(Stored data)
━━━━━━━━━━━━━━━━

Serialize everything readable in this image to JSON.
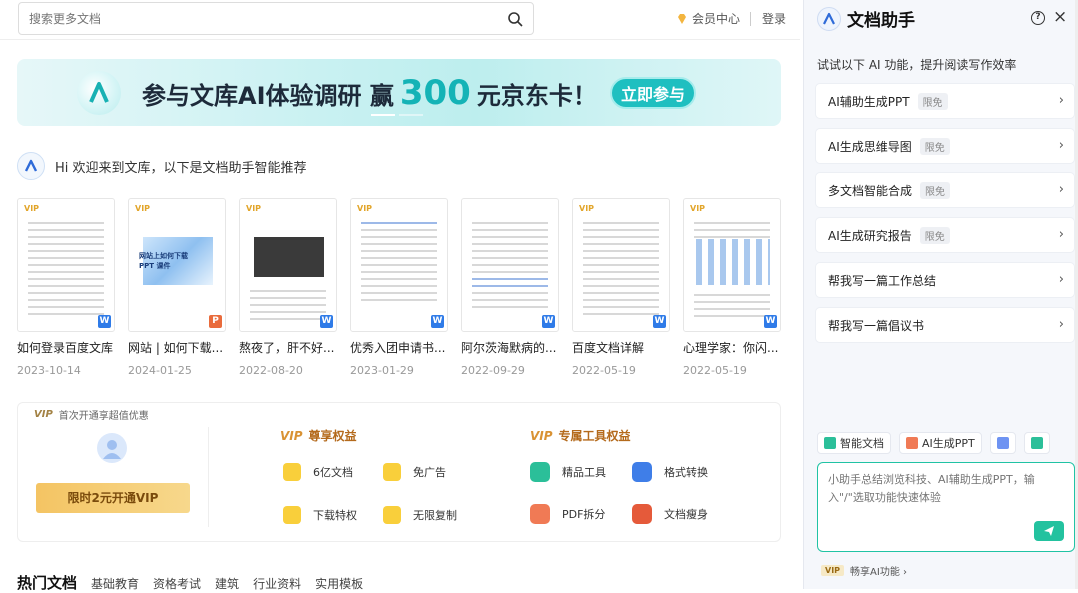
{
  "search": {
    "placeholder": "搜索更多文档"
  },
  "header": {
    "vip_center": "会员中心",
    "login": "登录"
  },
  "banner": {
    "text_before": "参与文库AI体验调研 赢",
    "number": "300",
    "text_after": "元京东卡！",
    "button": "立即参与"
  },
  "greeting": "Hi 欢迎来到文库，以下是文档助手智能推荐",
  "docs": [
    {
      "title": "如何登录百度文库",
      "date": "2023-10-14",
      "type": "W"
    },
    {
      "title": "网站 | 如何下载...",
      "date": "2024-01-25",
      "type": "P"
    },
    {
      "title": "熬夜了，肝不好...",
      "date": "2022-08-20",
      "type": "W"
    },
    {
      "title": "优秀入团申请书...",
      "date": "2023-01-29",
      "type": "W"
    },
    {
      "title": "阿尔茨海默病的...",
      "date": "2022-09-29",
      "type": "W"
    },
    {
      "title": "百度文档详解",
      "date": "2022-05-19",
      "type": "W"
    },
    {
      "title": "心理学家：你闪...",
      "date": "2022-05-19",
      "type": "W"
    }
  ],
  "doc_badge": "VIP",
  "thumb_text": {
    "preview": "网站上如何下载PPT 课件"
  },
  "vip": {
    "header_badge": "VIP",
    "header_text": "首次开通享超值优惠",
    "open_button": "限时2元开通VIP",
    "section1_title": "尊享权益",
    "section2_title": "专属工具权益",
    "section_badge": "VIP",
    "perks1": [
      "6亿文档",
      "免广告",
      "下载特权",
      "无限复制"
    ],
    "perks2": [
      "精品工具",
      "格式转换",
      "PDF拆分",
      "文档瘦身"
    ]
  },
  "tabs": {
    "hot": "热门文档",
    "items": [
      "基础教育",
      "资格考试",
      "建筑",
      "行业资料",
      "实用模板"
    ]
  },
  "panel": {
    "title": "文档助手",
    "help_icon": "?",
    "close_icon": "×",
    "intro": "试试以下 AI 功能，提升阅读写作效率",
    "features": [
      {
        "label": "AI辅助生成PPT",
        "tag": "限免"
      },
      {
        "label": "AI生成思维导图",
        "tag": "限免"
      },
      {
        "label": "多文档智能合成",
        "tag": "限免"
      },
      {
        "label": "AI生成研究报告",
        "tag": "限免"
      },
      {
        "label": "帮我写一篇工作总结",
        "tag": ""
      },
      {
        "label": "帮我写一篇倡议书",
        "tag": ""
      }
    ],
    "quick": [
      "智能文档",
      "AI生成PPT"
    ],
    "input_placeholder": "小助手总结浏览科技、AI辅助生成PPT，输入\"/\"选取功能快速体验",
    "footer_badge": "VIP",
    "footer_text": "畅享AI功能 ›"
  }
}
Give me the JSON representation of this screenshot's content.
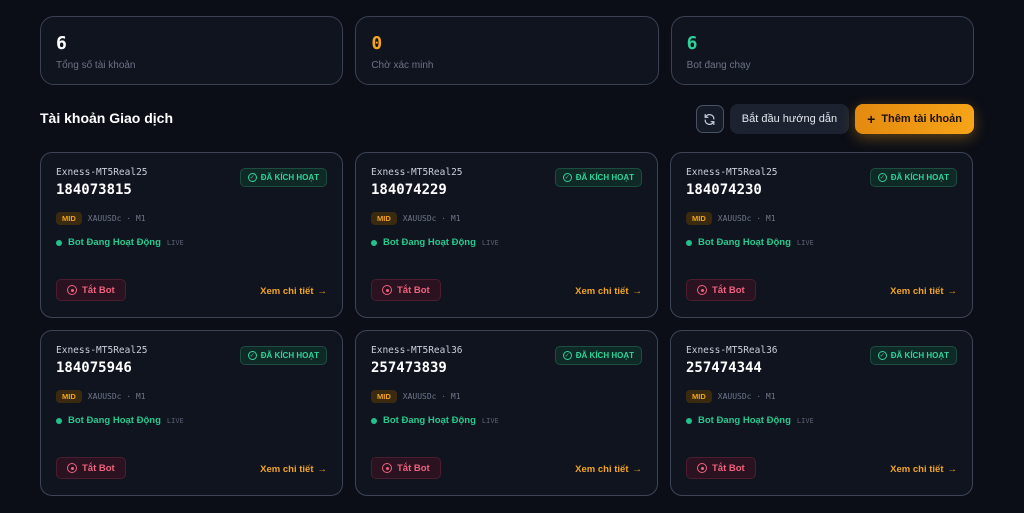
{
  "stats": [
    {
      "value": "6",
      "label": "Tổng số tài khoản",
      "color": "#ffffff"
    },
    {
      "value": "0",
      "label": "Chờ xác minh",
      "color": "#f2a422"
    },
    {
      "value": "6",
      "label": "Bot đang chạy",
      "color": "#2fd39a"
    }
  ],
  "section": {
    "title": "Tài khoản Giao dịch",
    "guide_label": "Bắt đầu hướng dẫn",
    "add_label": "Thêm tài khoản",
    "refresh_icon": "refresh-icon"
  },
  "accounts": [
    {
      "server": "Exness-MT5Real25",
      "login": "184073815",
      "badge": "ĐÃ KÍCH HOẠT",
      "tier": "MID",
      "pair": "XAUUSDc · M1",
      "status": "Bot Đang Hoạt Động",
      "live": "LIVE",
      "off_label": "Tắt Bot",
      "detail_label": "Xem chi tiết"
    },
    {
      "server": "Exness-MT5Real25",
      "login": "184074229",
      "badge": "ĐÃ KÍCH HOẠT",
      "tier": "MID",
      "pair": "XAUUSDc · M1",
      "status": "Bot Đang Hoạt Động",
      "live": "LIVE",
      "off_label": "Tắt Bot",
      "detail_label": "Xem chi tiết"
    },
    {
      "server": "Exness-MT5Real25",
      "login": "184074230",
      "badge": "ĐÃ KÍCH HOẠT",
      "tier": "MID",
      "pair": "XAUUSDc · M1",
      "status": "Bot Đang Hoạt Động",
      "live": "LIVE",
      "off_label": "Tắt Bot",
      "detail_label": "Xem chi tiết"
    },
    {
      "server": "Exness-MT5Real25",
      "login": "184075946",
      "badge": "ĐÃ KÍCH HOẠT",
      "tier": "MID",
      "pair": "XAUUSDc · M1",
      "status": "Bot Đang Hoạt Động",
      "live": "LIVE",
      "off_label": "Tắt Bot",
      "detail_label": "Xem chi tiết"
    },
    {
      "server": "Exness-MT5Real36",
      "login": "257473839",
      "badge": "ĐÃ KÍCH HOẠT",
      "tier": "MID",
      "pair": "XAUUSDc · M1",
      "status": "Bot Đang Hoạt Động",
      "live": "LIVE",
      "off_label": "Tắt Bot",
      "detail_label": "Xem chi tiết"
    },
    {
      "server": "Exness-MT5Real36",
      "login": "257474344",
      "badge": "ĐÃ KÍCH HOẠT",
      "tier": "MID",
      "pair": "XAUUSDc · M1",
      "status": "Bot Đang Hoạt Động",
      "live": "LIVE",
      "off_label": "Tắt Bot",
      "detail_label": "Xem chi tiết"
    }
  ]
}
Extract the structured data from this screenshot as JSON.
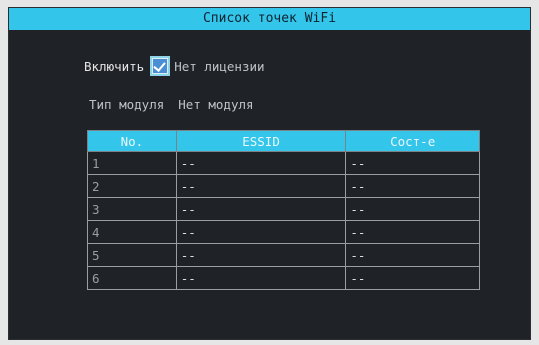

━━━━━━━━━━━━━━━━

** WORK INSTRUCTIONS **
Leaving out the pictures, repeat the data above exactly.

** FINISHED TASK **
Serialize everything readable in this image to JSON.
{
  "search": {
    "placeholder": "搜索更多文档"
  },
  "header": {
    "vip_center": "会员中心",
    "login": "登录"
  },
  "banner": {
    "text_before": "参与文库AI体验调研 赢",
    "number": "300",
    "text_after": "元京东卡！",
    "button": "立即参与"
  },
  "greeting": "Hi 欢迎来到文库，以下是文档助手智能推荐",
  "docs": [
    {
      "title": "如何登录百度文库",
      "date": "2023-10-14",
      "type": "W"
    },
    {
      "title": "网站 | 如何下载...",
      "date": "2024-01-25",
      "type": "P"
    },
    {
      "title": "熬夜了，肝不好...",
      "date": "2022-08-20",
      "type": "W"
    },
    {
      "title": "优秀入团申请书...",
      "date": "2023-01-29",
      "type": "W"
    },
    {
      "title": "阿尔茨海默病的...",
      "date": "2022-09-29",
      "type": "W"
    },
    {
      "title": "百度文档详解",
      "date": "2022-05-19",
      "type": "W"
    },
    {
      "title": "心理学家：你闪...",
      "date": "2022-05-19",
      "type": "W"
    }
  ],
  "doc_badge": "VIP",
  "thumb_text": {
    "preview": "网站上如何下载PPT 课件"
  },
  "vip": {
    "header_badge": "VIP",
    "header_text": "首次开通享超值优惠",
    "open_button": "限时2元开通VIP",
    "section1_title": "尊享权益",
    "section2_title": "专属工具权益",
    "section_badge": "VIP",
    "perks1": [
      "6亿文档",
      "免广告",
      "下载特权",
      "无限复制"
    ],
    "perks2": [
      "精品工具",
      "格式转换",
      "PDF拆分",
      "文档瘦身"
    ]
  },
  "tabs": {
    "hot": "热门文档",
    "items": [
      "基础教育",
      "资格考试",
      "建筑",
      "行业资料",
      "实用模板"
    ]
  },
  "panel": {
    "title": "文档助手",
    "help_icon": "?",
    "close_icon": "×",
    "intro": "试试以下 AI 功能，提升阅读写作效率",
    "features": [
      {
        "label": "AI辅助生成PPT",
        "tag": "限免"
      },
      {
        "label": "AI生成思维导图",
        "tag": "限免"
      },
      {
        "label": "多文档智能合成",
        "tag": "限免"
      },
      {
        "label": "AI生成研究报告",
        "tag": "限免"
      },
      {
        "label": "帮我写一篇工作总结",
        "tag": ""
      },
      {
        "label": "帮我写一篇倡议书",
        "tag": ""
      }
    ],
    "quick": [
      "智能文档",
      "AI生成PPT"
    ],
    "input_placeholder": "小助手总结浏览科技、AI辅助生成PPT，输入\"/\"选取功能快速体验",
    "footer_badge": "VIP",
    "footer_text": "畅享AI功能 ›"
  }
}
Give me the JSON representation of this screenshot's content.
{
  "stats": [
    {
      "value": "6",
      "label": "Tổng số tài khoản",
      "color": "#ffffff"
    },
    {
      "value": "0",
      "label": "Chờ xác minh",
      "color": "#f2a422"
    },
    {
      "value": "6",
      "label": "Bot đang chạy",
      "color": "#2fd39a"
    }
  ],
  "section": {
    "title": "Tài khoản Giao dịch",
    "guide_label": "Bắt đầu hướng dẫn",
    "add_label": "Thêm tài khoản",
    "refresh_icon": "refresh-icon"
  },
  "accounts": [
    {
      "server": "Exness-MT5Real25",
      "login": "184073815",
      "badge": "ĐÃ KÍCH HOẠT",
      "tier": "MID",
      "pair": "XAUUSDc · M1",
      "status": "Bot Đang Hoạt Động",
      "live": "LIVE",
      "off_label": "Tắt Bot",
      "detail_label": "Xem chi tiết"
    },
    {
      "server": "Exness-MT5Real25",
      "login": "184074229",
      "badge": "ĐÃ KÍCH HOẠT",
      "tier": "MID",
      "pair": "XAUUSDc · M1",
      "status": "Bot Đang Hoạt Động",
      "live": "LIVE",
      "off_label": "Tắt Bot",
      "detail_label": "Xem chi tiết"
    },
    {
      "server": "Exness-MT5Real25",
      "login": "184074230",
      "badge": "ĐÃ KÍCH HOẠT",
      "tier": "MID",
      "pair": "XAUUSDc · M1",
      "status": "Bot Đang Hoạt Động",
      "live": "LIVE",
      "off_label": "Tắt Bot",
      "detail_label": "Xem chi tiết"
    },
    {
      "server": "Exness-MT5Real25",
      "login": "184075946",
      "badge": "ĐÃ KÍCH HOẠT",
      "tier": "MID",
      "pair": "XAUUSDc · M1",
      "status": "Bot Đang Hoạt Động",
      "live": "LIVE",
      "off_label": "Tắt Bot",
      "detail_label": "Xem chi tiết"
    },
    {
      "server": "Exness-MT5Real36",
      "login": "257473839",
      "badge": "ĐÃ KÍCH HOẠT",
      "tier": "MID",
      "pair": "XAUUSDc · M1",
      "status": "Bot Đang Hoạt Động",
      "live": "LIVE",
      "off_label": "Tắt Bot",
      "detail_label": "Xem chi tiết"
    },
    {
      "server": "Exness-MT5Real36",
      "login": "257474344",
      "badge": "ĐÃ KÍCH HOẠT",
      "tier": "MID",
      "pair": "XAUUSDc · M1",
      "status": "Bot Đang Hoạt Động",
      "live": "LIVE",
      "off_label": "Tắt Bot",
      "detail_label": "Xem chi tiết"
    }
  ]
}
Extract the structured data from this screenshot as JSON.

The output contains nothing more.